JOB:
In the material below, find every line with "Familien" and pull it out.
---------- ENTRIES PROVIDED
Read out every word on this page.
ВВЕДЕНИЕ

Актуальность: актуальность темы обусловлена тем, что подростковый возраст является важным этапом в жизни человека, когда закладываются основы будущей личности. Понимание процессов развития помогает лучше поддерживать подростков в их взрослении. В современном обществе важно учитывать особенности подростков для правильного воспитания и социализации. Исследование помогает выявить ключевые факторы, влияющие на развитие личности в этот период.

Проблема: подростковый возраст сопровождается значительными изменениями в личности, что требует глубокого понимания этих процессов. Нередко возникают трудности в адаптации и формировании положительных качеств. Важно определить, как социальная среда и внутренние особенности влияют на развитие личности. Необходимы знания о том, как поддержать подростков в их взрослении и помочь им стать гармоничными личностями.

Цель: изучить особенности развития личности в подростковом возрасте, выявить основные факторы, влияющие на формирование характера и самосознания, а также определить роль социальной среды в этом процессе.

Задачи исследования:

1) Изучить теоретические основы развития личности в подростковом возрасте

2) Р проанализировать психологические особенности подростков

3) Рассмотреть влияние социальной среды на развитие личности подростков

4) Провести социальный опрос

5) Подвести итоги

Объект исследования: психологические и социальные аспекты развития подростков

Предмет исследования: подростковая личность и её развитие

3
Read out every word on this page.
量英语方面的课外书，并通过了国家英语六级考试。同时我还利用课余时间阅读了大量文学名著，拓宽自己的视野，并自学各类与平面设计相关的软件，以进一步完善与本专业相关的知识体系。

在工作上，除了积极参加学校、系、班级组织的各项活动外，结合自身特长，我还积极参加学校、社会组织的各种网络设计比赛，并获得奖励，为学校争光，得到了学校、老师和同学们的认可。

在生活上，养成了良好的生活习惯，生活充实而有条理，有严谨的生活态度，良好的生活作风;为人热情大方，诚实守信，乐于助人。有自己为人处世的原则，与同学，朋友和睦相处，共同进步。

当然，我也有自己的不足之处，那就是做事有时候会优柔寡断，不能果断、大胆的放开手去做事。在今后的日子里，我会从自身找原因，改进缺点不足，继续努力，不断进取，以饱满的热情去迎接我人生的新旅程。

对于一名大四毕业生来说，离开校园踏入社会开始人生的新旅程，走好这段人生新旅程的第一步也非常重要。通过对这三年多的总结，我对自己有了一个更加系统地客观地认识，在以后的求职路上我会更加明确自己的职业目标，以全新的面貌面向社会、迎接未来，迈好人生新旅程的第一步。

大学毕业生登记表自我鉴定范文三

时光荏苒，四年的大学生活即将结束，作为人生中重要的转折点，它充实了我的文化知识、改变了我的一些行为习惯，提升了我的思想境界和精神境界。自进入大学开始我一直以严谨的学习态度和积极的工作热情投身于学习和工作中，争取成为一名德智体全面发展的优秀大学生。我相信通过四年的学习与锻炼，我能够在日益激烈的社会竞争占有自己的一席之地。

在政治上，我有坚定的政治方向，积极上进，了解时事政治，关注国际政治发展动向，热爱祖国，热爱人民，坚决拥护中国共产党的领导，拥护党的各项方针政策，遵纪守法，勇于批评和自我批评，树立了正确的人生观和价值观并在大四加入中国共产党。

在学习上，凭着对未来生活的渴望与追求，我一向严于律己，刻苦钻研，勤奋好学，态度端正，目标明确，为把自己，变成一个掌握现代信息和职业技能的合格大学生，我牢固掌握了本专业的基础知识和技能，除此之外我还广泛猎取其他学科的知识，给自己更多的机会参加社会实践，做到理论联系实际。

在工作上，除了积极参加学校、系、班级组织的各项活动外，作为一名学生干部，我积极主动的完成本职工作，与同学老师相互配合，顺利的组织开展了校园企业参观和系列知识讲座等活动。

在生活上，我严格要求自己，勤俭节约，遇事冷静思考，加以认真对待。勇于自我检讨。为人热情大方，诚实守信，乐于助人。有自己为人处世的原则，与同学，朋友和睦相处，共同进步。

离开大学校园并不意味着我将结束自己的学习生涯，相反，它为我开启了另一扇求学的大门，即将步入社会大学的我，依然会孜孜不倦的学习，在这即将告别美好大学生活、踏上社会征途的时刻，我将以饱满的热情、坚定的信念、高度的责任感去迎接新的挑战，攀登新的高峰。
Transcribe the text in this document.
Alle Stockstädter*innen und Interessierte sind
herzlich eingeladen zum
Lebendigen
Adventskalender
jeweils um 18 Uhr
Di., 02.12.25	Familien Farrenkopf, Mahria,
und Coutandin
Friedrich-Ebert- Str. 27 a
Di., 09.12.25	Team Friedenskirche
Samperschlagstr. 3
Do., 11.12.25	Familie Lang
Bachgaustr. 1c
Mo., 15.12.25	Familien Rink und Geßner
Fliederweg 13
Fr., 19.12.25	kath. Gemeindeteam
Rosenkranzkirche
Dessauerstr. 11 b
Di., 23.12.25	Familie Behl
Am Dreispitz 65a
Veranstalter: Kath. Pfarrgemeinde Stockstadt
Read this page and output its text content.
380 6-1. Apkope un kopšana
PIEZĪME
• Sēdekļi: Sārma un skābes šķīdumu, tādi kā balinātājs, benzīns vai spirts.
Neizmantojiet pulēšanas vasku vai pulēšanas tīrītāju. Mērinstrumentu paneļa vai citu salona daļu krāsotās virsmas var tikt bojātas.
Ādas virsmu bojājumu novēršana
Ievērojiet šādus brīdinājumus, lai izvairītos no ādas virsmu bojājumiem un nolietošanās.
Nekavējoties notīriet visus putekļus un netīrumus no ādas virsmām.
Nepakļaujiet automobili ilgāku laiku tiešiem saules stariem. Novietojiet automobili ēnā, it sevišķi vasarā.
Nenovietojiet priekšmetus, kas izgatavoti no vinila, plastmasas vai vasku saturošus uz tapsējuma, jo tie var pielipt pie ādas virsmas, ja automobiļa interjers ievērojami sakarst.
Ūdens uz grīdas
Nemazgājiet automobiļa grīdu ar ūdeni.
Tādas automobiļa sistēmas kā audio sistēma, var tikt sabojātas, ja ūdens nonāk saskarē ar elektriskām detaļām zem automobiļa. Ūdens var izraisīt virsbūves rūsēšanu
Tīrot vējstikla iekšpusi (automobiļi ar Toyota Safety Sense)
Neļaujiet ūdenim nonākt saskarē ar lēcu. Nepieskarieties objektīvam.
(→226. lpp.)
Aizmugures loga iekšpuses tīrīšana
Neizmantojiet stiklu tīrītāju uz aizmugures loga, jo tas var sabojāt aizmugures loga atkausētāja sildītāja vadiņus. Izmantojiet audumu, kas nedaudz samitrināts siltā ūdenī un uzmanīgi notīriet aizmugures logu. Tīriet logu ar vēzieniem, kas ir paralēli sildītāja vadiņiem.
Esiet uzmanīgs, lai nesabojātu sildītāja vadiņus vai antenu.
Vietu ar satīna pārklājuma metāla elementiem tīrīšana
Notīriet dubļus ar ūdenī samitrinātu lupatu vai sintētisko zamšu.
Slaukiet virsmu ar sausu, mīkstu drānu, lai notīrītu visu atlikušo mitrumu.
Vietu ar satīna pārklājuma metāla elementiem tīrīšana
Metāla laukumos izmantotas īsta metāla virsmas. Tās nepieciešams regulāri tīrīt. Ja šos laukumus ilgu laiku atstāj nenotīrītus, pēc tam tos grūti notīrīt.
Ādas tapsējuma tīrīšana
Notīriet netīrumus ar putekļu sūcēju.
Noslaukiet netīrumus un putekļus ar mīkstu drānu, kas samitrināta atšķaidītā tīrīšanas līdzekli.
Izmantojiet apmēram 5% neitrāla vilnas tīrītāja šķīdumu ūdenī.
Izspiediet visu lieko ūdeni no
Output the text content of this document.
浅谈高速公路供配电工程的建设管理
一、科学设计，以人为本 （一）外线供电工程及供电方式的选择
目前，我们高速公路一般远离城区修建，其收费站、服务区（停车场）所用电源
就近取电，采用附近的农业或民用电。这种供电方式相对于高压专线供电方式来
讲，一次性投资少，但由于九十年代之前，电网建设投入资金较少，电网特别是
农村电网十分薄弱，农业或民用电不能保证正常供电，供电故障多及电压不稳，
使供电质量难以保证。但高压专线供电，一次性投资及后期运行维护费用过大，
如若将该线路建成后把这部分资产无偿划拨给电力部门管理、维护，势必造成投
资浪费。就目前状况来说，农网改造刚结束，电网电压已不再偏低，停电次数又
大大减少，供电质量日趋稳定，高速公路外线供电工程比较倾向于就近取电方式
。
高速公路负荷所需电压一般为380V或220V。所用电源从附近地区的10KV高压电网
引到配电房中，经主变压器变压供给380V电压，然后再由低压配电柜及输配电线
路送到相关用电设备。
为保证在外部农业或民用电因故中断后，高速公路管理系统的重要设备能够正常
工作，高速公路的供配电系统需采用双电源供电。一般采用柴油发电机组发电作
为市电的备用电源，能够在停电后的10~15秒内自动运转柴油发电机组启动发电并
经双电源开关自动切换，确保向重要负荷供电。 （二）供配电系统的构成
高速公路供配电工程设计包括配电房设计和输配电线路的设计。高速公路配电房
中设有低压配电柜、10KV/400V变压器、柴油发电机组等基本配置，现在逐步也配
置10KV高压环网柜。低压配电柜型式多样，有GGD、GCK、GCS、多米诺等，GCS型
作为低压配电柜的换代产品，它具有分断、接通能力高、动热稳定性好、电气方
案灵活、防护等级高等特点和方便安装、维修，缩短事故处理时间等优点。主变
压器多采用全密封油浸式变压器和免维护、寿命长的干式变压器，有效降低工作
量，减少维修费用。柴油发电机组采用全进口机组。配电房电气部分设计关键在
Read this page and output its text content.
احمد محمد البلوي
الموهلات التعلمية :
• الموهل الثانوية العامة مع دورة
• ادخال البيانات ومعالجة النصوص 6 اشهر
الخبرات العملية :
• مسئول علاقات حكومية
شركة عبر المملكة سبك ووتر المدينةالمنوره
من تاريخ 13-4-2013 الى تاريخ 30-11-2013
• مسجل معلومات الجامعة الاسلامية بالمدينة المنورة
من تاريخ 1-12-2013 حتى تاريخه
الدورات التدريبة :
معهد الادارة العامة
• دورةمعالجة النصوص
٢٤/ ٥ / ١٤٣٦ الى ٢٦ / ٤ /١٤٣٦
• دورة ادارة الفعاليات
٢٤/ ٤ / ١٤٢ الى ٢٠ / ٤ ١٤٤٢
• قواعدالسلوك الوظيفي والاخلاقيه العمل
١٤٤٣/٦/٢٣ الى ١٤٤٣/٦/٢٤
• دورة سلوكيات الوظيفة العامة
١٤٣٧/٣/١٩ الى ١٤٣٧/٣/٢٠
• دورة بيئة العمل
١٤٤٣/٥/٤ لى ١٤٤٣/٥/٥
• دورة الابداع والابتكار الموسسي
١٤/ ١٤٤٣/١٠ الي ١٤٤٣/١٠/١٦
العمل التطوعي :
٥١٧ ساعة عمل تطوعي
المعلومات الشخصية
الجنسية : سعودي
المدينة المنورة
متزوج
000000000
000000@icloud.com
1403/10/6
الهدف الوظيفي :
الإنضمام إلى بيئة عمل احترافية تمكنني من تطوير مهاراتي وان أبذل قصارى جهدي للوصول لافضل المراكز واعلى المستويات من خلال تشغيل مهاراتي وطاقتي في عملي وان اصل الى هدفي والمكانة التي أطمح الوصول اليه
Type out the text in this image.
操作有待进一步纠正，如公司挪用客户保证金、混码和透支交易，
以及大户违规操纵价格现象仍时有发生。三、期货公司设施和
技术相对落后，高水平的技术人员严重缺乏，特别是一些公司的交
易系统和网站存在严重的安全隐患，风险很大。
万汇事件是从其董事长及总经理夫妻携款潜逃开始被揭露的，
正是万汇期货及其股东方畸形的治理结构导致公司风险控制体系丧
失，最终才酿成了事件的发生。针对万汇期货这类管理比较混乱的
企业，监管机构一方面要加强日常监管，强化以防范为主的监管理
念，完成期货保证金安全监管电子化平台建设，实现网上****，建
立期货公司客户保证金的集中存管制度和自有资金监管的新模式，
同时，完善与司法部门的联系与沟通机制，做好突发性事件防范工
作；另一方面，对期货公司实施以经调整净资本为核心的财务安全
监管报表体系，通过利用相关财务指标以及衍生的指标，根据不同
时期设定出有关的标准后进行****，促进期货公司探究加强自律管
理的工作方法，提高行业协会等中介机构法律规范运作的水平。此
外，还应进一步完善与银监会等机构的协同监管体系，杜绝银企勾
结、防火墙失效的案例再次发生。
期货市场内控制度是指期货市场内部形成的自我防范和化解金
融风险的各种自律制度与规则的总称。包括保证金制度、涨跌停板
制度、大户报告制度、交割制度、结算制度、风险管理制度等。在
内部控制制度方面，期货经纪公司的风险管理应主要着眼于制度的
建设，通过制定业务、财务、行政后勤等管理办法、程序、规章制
--------------------
EXPECTED OUTPUT:
Di., 02.12.25	Familien Farrenkopf, Mahria,
Mo., 15.12.25	Familien Rink und Geßner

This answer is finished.